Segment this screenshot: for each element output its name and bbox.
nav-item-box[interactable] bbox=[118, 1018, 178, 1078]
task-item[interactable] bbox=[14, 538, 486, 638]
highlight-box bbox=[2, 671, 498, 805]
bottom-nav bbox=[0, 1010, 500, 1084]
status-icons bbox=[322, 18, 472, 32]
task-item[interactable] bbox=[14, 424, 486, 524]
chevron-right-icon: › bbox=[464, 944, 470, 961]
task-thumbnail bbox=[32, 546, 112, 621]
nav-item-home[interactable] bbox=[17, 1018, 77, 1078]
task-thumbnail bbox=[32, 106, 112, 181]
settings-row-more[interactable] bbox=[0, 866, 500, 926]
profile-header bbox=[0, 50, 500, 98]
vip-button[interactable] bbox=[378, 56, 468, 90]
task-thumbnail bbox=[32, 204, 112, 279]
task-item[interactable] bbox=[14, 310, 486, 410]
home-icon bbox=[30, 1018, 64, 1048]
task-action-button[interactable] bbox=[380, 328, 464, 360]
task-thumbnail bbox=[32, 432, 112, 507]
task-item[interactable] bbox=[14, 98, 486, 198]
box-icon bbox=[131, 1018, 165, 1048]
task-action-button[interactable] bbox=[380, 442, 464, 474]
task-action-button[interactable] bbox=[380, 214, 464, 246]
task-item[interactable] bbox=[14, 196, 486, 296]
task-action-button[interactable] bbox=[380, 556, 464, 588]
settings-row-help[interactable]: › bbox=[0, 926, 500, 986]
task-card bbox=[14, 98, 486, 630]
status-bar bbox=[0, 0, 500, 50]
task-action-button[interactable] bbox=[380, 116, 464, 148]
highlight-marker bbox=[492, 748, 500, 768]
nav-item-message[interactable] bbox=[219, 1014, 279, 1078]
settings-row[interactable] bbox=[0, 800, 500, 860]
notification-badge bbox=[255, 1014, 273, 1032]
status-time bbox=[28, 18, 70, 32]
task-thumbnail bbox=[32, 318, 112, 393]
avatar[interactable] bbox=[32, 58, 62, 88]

+--

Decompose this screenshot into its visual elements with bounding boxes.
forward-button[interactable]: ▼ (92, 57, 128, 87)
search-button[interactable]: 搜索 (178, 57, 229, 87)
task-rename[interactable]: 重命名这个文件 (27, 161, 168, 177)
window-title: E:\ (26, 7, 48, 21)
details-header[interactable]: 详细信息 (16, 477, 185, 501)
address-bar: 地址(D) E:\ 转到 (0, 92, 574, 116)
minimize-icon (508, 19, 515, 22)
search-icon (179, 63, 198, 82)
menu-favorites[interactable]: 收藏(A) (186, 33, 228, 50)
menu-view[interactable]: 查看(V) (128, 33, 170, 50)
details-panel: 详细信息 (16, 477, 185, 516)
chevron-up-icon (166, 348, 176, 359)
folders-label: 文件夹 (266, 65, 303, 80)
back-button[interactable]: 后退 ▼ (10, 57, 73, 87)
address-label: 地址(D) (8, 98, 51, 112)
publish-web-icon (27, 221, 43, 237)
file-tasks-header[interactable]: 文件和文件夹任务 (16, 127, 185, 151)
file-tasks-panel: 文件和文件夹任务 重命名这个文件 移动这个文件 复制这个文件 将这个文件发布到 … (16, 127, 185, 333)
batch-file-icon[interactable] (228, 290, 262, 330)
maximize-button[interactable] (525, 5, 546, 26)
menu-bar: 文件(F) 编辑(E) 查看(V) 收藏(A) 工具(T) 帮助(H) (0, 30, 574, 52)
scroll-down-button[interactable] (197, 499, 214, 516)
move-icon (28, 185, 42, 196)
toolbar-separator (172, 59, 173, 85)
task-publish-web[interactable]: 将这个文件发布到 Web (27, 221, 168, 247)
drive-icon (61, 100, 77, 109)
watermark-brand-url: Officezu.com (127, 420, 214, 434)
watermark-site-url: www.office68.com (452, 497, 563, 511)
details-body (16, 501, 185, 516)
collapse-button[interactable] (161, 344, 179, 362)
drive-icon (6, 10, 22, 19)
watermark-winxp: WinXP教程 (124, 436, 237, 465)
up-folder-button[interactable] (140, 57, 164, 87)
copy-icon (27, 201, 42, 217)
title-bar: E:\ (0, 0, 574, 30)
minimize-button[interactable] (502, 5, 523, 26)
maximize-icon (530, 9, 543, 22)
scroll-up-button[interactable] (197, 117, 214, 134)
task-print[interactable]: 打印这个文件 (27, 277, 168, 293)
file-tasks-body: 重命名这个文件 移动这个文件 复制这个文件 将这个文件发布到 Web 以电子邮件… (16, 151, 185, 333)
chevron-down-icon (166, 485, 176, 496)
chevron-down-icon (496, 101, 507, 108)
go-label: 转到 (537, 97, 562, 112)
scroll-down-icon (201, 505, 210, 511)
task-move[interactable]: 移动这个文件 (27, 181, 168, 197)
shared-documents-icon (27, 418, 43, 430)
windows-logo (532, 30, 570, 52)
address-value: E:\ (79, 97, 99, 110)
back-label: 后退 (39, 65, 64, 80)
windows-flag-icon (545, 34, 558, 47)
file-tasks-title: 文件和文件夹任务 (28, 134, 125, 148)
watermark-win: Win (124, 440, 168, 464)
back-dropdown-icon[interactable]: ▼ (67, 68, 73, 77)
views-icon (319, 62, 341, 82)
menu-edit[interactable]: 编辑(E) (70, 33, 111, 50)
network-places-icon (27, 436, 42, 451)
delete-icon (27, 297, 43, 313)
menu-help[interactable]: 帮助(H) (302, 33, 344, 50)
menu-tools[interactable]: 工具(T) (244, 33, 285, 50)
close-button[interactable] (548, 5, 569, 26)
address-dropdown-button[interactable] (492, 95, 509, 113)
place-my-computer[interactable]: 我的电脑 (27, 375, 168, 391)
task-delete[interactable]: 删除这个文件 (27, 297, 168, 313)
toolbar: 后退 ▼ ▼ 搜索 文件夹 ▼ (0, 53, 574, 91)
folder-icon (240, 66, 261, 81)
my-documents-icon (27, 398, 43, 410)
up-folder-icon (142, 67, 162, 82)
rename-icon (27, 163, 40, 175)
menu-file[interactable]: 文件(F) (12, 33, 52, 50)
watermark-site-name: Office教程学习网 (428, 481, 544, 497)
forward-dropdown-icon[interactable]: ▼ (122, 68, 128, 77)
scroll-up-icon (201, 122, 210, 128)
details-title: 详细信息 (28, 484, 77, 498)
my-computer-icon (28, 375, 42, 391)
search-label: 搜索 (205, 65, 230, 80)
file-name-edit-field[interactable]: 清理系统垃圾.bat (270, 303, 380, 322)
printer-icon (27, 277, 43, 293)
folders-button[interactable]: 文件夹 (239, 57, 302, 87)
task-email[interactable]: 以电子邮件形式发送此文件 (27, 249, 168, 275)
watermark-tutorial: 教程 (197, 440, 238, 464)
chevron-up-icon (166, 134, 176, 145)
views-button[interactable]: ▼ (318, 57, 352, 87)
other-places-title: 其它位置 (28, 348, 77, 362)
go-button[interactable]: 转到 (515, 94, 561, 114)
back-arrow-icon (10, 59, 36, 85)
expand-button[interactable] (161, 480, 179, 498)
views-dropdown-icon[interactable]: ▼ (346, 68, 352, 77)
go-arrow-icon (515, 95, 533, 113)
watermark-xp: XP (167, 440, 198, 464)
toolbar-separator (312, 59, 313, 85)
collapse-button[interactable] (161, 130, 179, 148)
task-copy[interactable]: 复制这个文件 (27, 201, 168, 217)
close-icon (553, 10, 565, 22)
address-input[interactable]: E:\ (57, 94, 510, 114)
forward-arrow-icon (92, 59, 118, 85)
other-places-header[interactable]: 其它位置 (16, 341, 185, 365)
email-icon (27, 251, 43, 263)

+--

- [Short task]:
Reproduce the lines starting at the one containing "Segment this screenshot: for" and ending at the one containing "task-item[interactable] bbox=[14, 196, 486, 296]", keeping both of those lines.

- [Completed exercise]:
Segment this screenshot: for each element output its name and bbox.
nav-item-box[interactable] bbox=[118, 1018, 178, 1078]
task-item[interactable] bbox=[14, 538, 486, 638]
highlight-box bbox=[2, 671, 498, 805]
bottom-nav bbox=[0, 1010, 500, 1084]
status-icons bbox=[322, 18, 472, 32]
task-item[interactable] bbox=[14, 424, 486, 524]
chevron-right-icon: › bbox=[464, 944, 470, 961]
task-thumbnail bbox=[32, 546, 112, 621]
nav-item-home[interactable] bbox=[17, 1018, 77, 1078]
task-thumbnail bbox=[32, 106, 112, 181]
settings-row-more[interactable] bbox=[0, 866, 500, 926]
profile-header bbox=[0, 50, 500, 98]
vip-button[interactable] bbox=[378, 56, 468, 90]
task-thumbnail bbox=[32, 204, 112, 279]
task-item[interactable] bbox=[14, 310, 486, 410]
home-icon bbox=[30, 1018, 64, 1048]
task-action-button[interactable] bbox=[380, 328, 464, 360]
task-thumbnail bbox=[32, 432, 112, 507]
task-item[interactable] bbox=[14, 98, 486, 198]
box-icon bbox=[131, 1018, 165, 1048]
task-action-button[interactable] bbox=[380, 442, 464, 474]
task-action-button[interactable] bbox=[380, 214, 464, 246]
task-item[interactable] bbox=[14, 196, 486, 296]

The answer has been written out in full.